↓↓↓
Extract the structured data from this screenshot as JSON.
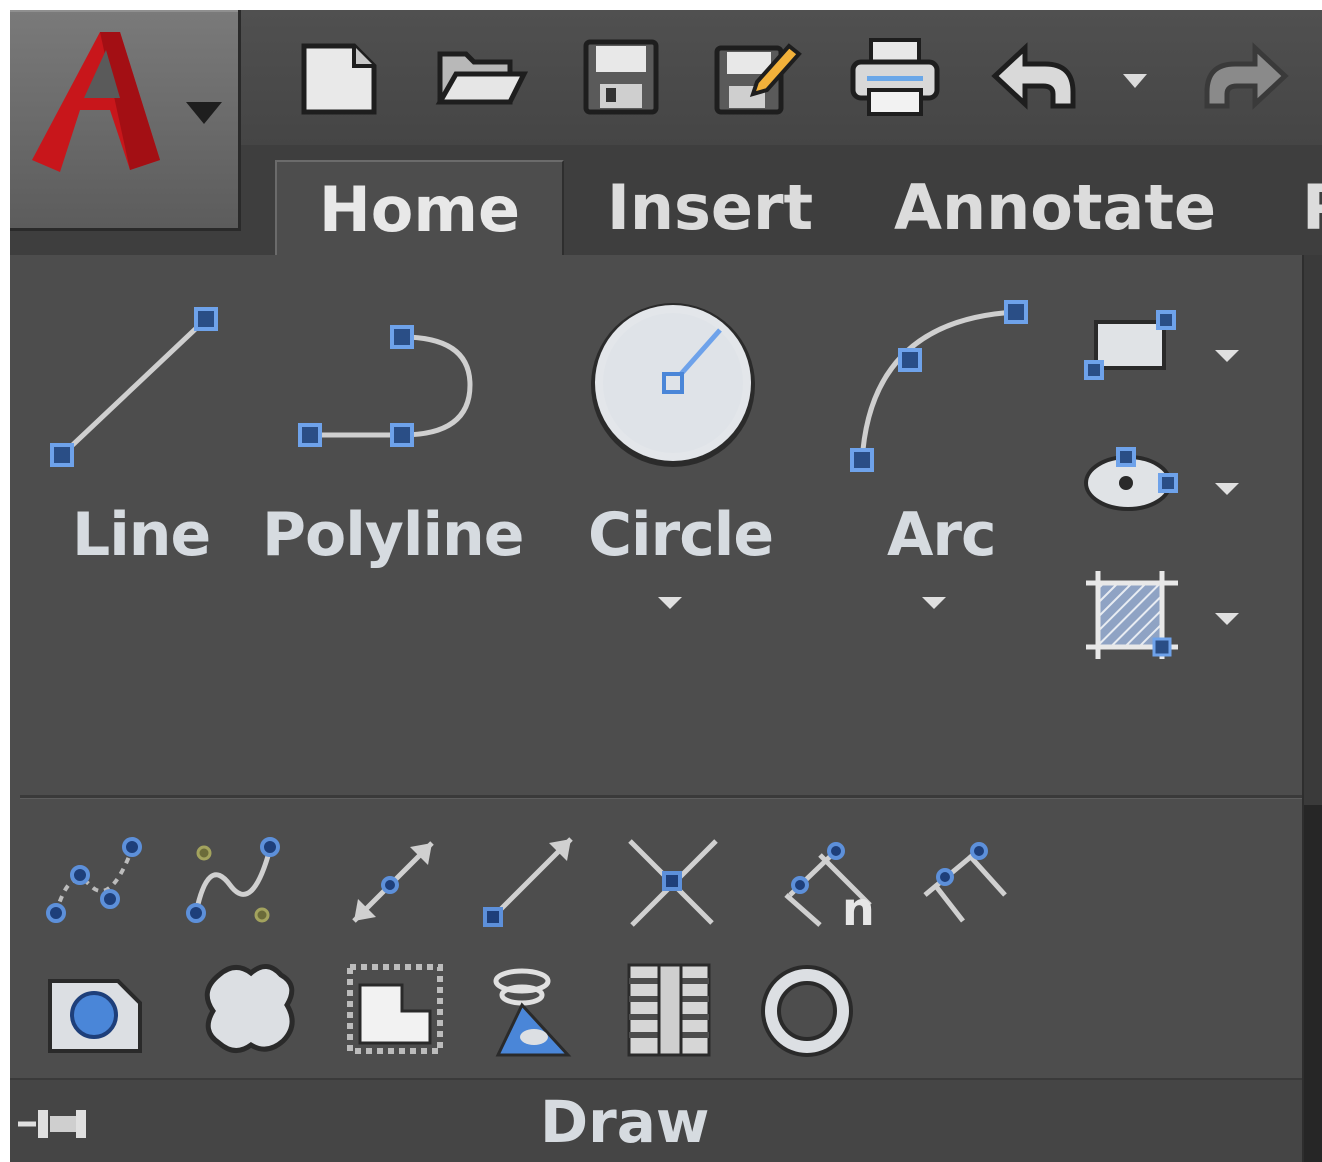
{
  "colors": {
    "background": "#4c4c4c",
    "accent_blue": "#4a86d8",
    "logo_red": "#c8161b",
    "label_text": "#d6dbe0"
  },
  "app_button": {
    "icon": "autocad-logo-icon",
    "has_dropdown": true
  },
  "quick_access": [
    {
      "name": "new-icon"
    },
    {
      "name": "open-icon"
    },
    {
      "name": "save-icon"
    },
    {
      "name": "save-as-icon"
    },
    {
      "name": "print-icon"
    },
    {
      "name": "undo-icon"
    },
    {
      "name": "undo-dropdown-icon"
    },
    {
      "name": "redo-icon"
    }
  ],
  "tabs": [
    {
      "label": "Home",
      "active": true
    },
    {
      "label": "Insert",
      "active": false
    },
    {
      "label": "Annotate",
      "active": false
    },
    {
      "label": "P",
      "active": false
    }
  ],
  "panel": {
    "title": "Draw",
    "large_tools": [
      {
        "label": "Line",
        "icon": "line-icon",
        "dropdown": false
      },
      {
        "label": "Polyline",
        "icon": "polyline-icon",
        "dropdown": false
      },
      {
        "label": "Circle",
        "icon": "circle-icon",
        "dropdown": true
      },
      {
        "label": "Arc",
        "icon": "arc-icon",
        "dropdown": true
      }
    ],
    "side_tools": [
      {
        "icon": "rectangle-icon",
        "dropdown": true
      },
      {
        "icon": "ellipse-icon",
        "dropdown": true
      },
      {
        "icon": "hatch-icon",
        "dropdown": true
      }
    ],
    "small_tools_row1": [
      "spline-fit-icon",
      "spline-cv-icon",
      "ray-icon",
      "construction-line-icon",
      "xline-icon",
      "divide-icon",
      "measure-icon"
    ],
    "small_tools_row2": [
      "region-icon",
      "revision-cloud-icon",
      "wipeout-icon",
      "helix-icon",
      "boundary-icon",
      "donut-icon"
    ],
    "pin_icon": "pin-icon"
  }
}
↑↑↑
__Problem details__:
Copy the listing over exactly, skipping the pictures it holds.

__Expected answer__:
Extract the structured data from this screenshot as JSON.
{
  "colors": {
    "background": "#4c4c4c",
    "accent_blue": "#4a86d8",
    "logo_red": "#c8161b",
    "label_text": "#d6dbe0"
  },
  "app_button": {
    "icon": "autocad-logo-icon",
    "has_dropdown": true
  },
  "quick_access": [
    {
      "name": "new-icon"
    },
    {
      "name": "open-icon"
    },
    {
      "name": "save-icon"
    },
    {
      "name": "save-as-icon"
    },
    {
      "name": "print-icon"
    },
    {
      "name": "undo-icon"
    },
    {
      "name": "undo-dropdown-icon"
    },
    {
      "name": "redo-icon"
    }
  ],
  "tabs": [
    {
      "label": "Home",
      "active": true
    },
    {
      "label": "Insert",
      "active": false
    },
    {
      "label": "Annotate",
      "active": false
    },
    {
      "label": "P",
      "active": false
    }
  ],
  "panel": {
    "title": "Draw",
    "large_tools": [
      {
        "label": "Line",
        "icon": "line-icon",
        "dropdown": false
      },
      {
        "label": "Polyline",
        "icon": "polyline-icon",
        "dropdown": false
      },
      {
        "label": "Circle",
        "icon": "circle-icon",
        "dropdown": true
      },
      {
        "label": "Arc",
        "icon": "arc-icon",
        "dropdown": true
      }
    ],
    "side_tools": [
      {
        "icon": "rectangle-icon",
        "dropdown": true
      },
      {
        "icon": "ellipse-icon",
        "dropdown": true
      },
      {
        "icon": "hatch-icon",
        "dropdown": true
      }
    ],
    "small_tools_row1": [
      "spline-fit-icon",
      "spline-cv-icon",
      "ray-icon",
      "construction-line-icon",
      "xline-icon",
      "divide-icon",
      "measure-icon"
    ],
    "small_tools_row2": [
      "region-icon",
      "revision-cloud-icon",
      "wipeout-icon",
      "helix-icon",
      "boundary-icon",
      "donut-icon"
    ],
    "pin_icon": "pin-icon"
  }
}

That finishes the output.